[Objective]: Can you find the lines of the listing that include "name" and copy every one?

[Dataset rows about figures]:
* * * * * * *

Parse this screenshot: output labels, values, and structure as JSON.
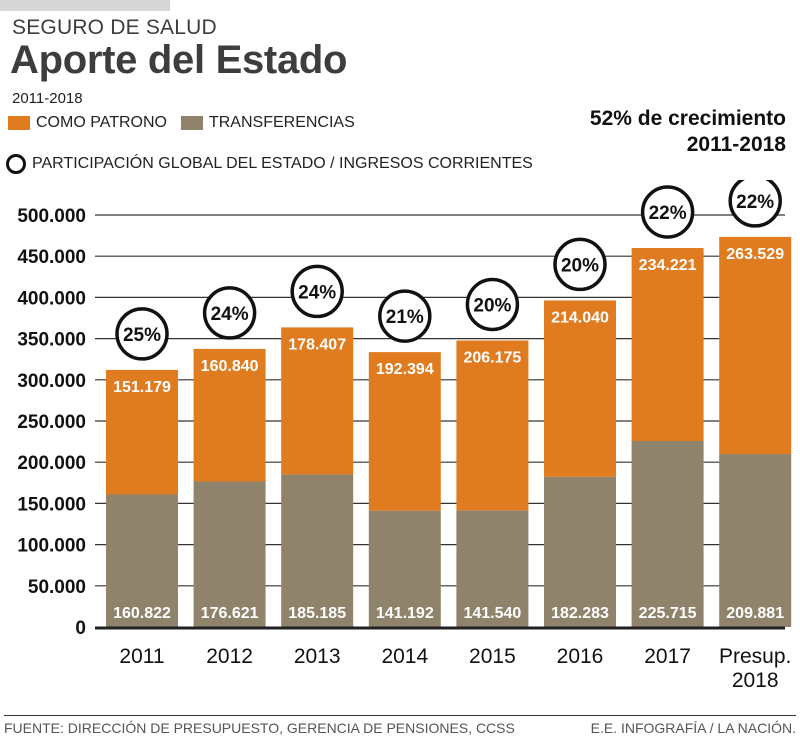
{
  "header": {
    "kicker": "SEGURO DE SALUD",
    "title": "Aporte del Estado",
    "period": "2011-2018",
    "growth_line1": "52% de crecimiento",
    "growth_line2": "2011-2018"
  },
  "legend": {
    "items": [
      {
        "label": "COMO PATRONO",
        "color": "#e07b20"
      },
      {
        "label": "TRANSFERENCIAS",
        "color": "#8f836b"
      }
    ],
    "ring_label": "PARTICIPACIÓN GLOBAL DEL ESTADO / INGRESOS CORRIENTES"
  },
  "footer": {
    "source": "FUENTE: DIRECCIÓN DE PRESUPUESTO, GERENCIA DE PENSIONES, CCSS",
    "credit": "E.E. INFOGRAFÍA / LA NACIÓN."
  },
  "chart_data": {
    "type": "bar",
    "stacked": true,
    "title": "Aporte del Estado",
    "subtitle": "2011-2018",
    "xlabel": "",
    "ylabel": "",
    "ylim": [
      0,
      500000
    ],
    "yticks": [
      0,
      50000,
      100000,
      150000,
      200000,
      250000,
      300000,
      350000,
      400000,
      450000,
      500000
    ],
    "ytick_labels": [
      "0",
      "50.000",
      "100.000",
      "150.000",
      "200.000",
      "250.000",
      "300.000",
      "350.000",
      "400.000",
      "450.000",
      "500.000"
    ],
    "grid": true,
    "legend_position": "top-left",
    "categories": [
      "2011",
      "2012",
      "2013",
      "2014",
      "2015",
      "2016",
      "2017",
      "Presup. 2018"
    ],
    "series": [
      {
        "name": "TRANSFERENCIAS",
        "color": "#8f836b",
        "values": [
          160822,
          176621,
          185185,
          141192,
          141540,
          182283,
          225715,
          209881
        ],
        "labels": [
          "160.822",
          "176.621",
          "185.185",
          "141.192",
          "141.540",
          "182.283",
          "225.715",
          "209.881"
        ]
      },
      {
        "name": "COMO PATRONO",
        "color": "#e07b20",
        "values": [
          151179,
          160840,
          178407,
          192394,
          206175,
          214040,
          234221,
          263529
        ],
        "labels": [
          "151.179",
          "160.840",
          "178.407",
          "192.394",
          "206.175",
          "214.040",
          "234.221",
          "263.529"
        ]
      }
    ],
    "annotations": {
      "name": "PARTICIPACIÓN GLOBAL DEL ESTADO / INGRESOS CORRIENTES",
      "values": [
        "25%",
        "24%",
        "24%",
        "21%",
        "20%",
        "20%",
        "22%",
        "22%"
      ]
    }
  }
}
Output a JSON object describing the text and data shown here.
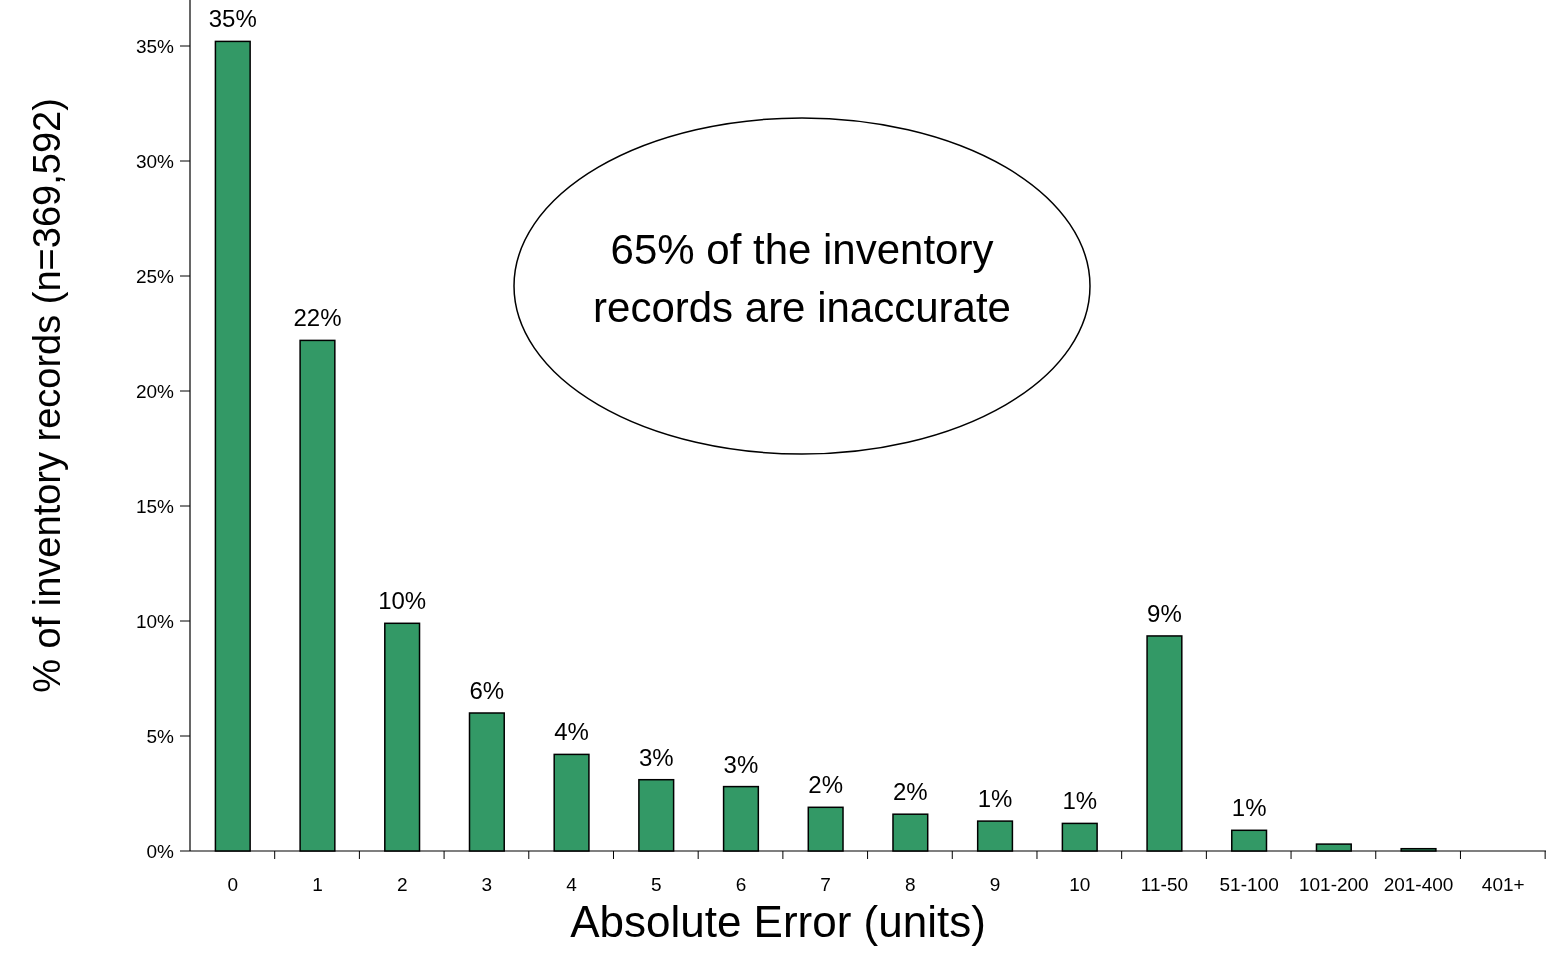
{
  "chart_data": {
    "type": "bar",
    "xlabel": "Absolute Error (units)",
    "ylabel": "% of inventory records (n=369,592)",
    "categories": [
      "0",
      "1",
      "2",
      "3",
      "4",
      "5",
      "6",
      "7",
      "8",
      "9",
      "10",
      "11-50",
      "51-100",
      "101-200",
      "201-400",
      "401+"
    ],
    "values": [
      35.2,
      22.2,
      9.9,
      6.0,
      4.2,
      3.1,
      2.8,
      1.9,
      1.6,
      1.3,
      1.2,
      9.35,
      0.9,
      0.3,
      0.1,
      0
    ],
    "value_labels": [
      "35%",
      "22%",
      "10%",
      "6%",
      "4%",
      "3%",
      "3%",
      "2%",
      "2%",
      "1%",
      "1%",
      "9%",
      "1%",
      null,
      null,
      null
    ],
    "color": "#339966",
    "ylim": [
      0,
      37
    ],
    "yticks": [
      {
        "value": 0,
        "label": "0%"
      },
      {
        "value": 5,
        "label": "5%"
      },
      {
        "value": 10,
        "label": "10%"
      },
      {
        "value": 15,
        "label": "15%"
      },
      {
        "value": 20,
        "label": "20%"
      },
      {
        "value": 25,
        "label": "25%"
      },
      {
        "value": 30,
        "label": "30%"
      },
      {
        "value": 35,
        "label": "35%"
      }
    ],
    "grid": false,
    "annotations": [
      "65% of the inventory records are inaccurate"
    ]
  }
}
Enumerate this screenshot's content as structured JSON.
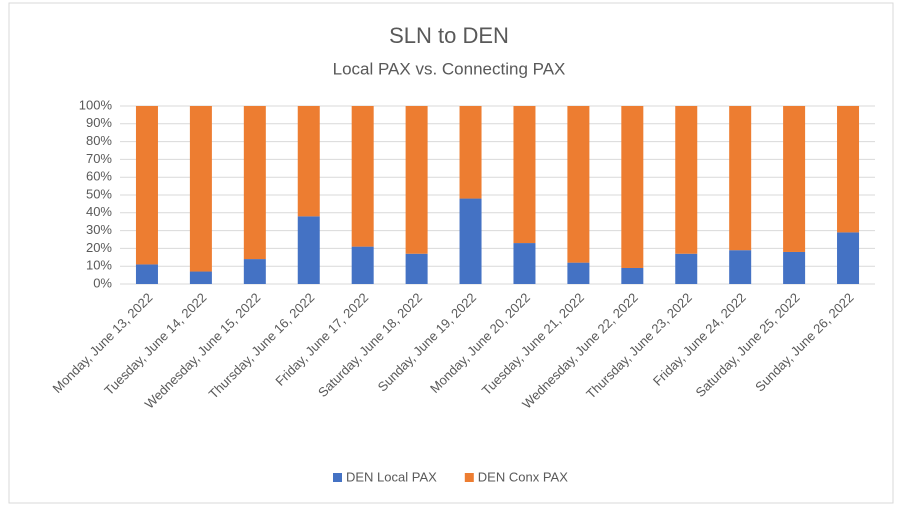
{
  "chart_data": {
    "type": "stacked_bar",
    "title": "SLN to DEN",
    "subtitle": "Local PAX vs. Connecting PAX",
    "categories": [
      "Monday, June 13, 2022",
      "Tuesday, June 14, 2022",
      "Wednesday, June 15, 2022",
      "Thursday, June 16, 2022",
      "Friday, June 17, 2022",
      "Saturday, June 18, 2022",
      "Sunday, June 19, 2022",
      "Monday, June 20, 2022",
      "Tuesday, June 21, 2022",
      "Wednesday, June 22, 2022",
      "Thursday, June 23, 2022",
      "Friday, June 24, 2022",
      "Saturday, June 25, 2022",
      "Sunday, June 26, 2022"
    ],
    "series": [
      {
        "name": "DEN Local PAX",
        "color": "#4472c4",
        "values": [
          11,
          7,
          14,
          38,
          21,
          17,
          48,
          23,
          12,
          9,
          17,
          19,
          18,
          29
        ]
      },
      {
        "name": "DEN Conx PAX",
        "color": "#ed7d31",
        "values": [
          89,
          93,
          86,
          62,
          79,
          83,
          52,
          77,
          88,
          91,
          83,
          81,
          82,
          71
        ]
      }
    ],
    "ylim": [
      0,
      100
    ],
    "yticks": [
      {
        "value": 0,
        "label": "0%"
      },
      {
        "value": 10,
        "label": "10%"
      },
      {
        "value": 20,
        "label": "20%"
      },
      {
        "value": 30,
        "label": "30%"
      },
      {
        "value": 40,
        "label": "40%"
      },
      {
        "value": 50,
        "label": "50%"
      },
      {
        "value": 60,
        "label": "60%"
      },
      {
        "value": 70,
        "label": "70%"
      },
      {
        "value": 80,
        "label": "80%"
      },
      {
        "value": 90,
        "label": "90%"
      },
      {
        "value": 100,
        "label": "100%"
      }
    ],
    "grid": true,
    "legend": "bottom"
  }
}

* * * * * * *

[Reply]:
        "name": "TRANSFERENCIAS",
        "name": "COMO PATRONO",
      "name": "PARTICIPACIÓN GLOBAL DEL ESTADO / INGRESOS CORRIENTES",
        "name": "DEN Local PAX",
        "name": "DEN Conx PAX",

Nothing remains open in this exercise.